**WHAT IS BEING ASKED**:
Review the lines that follow and copy each one that contains the word "traditional".

※ ※ ※

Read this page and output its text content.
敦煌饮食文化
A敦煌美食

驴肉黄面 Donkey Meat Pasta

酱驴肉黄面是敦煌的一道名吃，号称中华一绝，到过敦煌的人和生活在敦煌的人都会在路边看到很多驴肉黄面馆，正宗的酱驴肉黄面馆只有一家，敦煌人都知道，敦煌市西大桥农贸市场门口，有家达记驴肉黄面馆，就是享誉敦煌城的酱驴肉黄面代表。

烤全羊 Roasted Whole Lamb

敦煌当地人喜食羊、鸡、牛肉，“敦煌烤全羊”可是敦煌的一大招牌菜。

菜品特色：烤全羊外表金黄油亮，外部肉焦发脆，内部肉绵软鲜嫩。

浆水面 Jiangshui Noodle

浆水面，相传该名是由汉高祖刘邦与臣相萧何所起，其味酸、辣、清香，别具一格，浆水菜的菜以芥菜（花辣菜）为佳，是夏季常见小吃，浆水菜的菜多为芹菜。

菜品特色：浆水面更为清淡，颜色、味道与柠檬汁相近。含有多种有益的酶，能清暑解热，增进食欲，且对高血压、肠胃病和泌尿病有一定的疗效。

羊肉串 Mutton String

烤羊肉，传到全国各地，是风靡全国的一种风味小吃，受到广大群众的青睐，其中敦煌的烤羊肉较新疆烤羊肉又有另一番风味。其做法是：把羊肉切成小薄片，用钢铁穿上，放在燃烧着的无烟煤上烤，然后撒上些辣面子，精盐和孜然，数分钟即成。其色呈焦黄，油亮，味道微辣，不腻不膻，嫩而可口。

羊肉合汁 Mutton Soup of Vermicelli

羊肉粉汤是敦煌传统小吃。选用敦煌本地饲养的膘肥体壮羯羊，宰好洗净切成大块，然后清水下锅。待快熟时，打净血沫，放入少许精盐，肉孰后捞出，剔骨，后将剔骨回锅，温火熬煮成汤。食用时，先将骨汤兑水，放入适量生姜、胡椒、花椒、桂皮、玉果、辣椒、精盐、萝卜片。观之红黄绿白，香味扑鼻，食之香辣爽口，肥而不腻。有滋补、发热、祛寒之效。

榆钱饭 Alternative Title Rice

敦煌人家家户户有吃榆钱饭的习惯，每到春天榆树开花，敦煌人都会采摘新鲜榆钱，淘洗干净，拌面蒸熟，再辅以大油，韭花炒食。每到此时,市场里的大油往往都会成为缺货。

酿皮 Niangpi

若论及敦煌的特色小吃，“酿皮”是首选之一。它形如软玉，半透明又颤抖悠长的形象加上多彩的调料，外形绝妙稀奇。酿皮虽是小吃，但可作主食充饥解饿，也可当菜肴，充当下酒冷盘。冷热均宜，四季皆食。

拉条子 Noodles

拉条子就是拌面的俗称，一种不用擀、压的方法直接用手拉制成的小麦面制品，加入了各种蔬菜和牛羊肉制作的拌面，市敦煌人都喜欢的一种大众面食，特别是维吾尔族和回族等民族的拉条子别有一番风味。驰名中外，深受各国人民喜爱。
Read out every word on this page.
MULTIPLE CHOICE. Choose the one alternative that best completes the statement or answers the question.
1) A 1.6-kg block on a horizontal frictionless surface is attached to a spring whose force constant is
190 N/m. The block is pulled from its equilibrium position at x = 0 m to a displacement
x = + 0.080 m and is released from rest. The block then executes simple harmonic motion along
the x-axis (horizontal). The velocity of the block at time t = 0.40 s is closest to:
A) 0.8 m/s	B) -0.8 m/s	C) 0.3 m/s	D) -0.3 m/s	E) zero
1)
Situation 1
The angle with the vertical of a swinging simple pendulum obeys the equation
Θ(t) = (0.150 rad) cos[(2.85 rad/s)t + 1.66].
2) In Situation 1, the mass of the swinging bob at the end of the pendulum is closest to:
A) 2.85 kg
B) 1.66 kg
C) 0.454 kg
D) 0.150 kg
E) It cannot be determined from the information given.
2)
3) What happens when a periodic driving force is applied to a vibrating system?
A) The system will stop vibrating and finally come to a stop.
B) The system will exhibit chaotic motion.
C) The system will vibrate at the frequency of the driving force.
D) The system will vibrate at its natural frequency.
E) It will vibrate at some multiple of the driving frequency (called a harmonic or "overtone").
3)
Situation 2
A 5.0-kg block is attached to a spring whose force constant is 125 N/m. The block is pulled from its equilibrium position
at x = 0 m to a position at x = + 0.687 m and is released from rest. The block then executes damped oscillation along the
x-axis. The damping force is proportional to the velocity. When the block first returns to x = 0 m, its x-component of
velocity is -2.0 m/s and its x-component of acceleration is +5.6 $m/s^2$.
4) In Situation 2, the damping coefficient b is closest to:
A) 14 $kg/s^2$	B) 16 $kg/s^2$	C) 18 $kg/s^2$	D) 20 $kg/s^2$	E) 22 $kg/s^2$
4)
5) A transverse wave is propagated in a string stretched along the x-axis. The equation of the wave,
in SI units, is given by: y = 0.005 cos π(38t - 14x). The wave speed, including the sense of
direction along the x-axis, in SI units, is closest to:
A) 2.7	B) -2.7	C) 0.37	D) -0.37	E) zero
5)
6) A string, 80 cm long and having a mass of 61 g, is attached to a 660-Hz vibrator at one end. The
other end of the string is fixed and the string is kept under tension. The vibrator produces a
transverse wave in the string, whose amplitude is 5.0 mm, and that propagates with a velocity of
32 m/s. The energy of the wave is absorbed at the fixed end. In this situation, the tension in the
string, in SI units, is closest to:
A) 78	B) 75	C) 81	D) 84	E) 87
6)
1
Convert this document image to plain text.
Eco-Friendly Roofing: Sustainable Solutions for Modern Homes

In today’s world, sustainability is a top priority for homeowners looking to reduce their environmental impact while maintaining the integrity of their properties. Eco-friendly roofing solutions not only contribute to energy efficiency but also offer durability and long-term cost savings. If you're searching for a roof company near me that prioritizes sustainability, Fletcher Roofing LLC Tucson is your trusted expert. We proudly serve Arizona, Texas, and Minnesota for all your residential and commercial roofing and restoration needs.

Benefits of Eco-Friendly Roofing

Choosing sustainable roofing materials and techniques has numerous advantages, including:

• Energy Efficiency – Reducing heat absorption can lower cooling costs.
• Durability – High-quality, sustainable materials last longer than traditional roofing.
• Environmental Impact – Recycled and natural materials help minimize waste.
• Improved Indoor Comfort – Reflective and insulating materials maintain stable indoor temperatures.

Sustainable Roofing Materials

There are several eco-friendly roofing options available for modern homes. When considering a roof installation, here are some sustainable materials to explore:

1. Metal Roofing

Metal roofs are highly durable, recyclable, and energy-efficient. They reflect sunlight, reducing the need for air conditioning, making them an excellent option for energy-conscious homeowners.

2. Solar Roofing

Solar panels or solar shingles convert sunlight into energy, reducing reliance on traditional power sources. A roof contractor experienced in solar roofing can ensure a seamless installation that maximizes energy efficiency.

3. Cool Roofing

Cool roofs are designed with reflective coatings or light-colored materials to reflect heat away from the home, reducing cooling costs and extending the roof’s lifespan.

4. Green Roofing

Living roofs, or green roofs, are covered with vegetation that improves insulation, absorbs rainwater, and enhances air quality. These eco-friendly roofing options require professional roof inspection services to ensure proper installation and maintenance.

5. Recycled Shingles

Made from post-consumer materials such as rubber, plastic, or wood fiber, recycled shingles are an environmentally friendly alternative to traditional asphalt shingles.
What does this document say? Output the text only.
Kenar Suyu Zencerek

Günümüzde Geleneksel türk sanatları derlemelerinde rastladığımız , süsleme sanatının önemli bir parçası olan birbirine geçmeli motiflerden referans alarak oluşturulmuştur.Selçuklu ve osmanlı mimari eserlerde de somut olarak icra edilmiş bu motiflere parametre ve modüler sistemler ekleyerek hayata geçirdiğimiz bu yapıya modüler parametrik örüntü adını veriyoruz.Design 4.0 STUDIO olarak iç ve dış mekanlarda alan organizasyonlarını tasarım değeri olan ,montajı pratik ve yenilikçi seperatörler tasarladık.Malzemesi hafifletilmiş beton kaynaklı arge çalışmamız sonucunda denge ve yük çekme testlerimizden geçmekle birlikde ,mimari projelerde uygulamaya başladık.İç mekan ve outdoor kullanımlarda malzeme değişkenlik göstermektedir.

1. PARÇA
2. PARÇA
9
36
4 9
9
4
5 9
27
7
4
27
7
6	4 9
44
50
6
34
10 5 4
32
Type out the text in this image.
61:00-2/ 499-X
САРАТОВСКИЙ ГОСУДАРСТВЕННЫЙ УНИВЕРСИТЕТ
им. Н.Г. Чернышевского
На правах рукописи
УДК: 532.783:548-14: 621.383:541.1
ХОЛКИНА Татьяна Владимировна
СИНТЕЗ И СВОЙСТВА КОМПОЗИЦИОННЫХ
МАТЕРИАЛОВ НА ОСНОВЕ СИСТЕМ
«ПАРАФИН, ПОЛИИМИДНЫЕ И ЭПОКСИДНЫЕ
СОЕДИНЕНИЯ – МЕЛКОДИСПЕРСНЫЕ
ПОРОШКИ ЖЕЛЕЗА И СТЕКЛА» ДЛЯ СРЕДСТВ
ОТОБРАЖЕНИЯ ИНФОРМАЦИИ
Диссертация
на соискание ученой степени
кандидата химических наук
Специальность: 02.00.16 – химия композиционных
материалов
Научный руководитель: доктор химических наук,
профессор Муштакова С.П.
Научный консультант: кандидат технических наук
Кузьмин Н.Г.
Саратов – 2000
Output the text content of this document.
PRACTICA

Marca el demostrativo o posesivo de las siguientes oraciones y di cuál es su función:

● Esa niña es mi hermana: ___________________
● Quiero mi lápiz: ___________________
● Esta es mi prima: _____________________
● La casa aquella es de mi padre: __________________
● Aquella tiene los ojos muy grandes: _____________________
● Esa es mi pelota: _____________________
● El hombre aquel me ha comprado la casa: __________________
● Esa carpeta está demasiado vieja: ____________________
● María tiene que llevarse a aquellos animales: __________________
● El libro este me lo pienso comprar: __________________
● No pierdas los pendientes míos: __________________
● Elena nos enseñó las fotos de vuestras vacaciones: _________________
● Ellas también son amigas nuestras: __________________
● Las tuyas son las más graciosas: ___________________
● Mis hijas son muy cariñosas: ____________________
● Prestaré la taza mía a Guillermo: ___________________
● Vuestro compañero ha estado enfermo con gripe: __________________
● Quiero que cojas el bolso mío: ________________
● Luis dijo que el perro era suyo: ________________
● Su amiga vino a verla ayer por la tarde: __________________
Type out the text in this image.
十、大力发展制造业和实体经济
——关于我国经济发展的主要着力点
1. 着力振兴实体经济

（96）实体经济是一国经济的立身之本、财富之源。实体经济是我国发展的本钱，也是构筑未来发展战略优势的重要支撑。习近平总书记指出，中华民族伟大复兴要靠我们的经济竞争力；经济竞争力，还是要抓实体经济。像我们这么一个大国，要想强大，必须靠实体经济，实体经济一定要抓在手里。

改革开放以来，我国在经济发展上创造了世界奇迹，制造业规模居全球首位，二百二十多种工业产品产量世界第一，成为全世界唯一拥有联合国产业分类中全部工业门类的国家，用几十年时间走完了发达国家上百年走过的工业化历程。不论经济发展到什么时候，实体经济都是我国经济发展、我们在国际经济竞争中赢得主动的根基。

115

※ ※ ※

**FINAL RESULT**:
• Durability – High-quality, sustainable materials last longer than traditional roofing.
Solar panels or solar shingles convert sunlight into energy, reducing reliance on traditional power sources. A roof contractor experienced in solar roofing can ensure a seamless installation that maximizes energy efficiency.
Made from post-consumer materials such as rubber, plastic, or wood fiber, recycled shingles are an environmentally friendly alternative to traditional asphalt shingles.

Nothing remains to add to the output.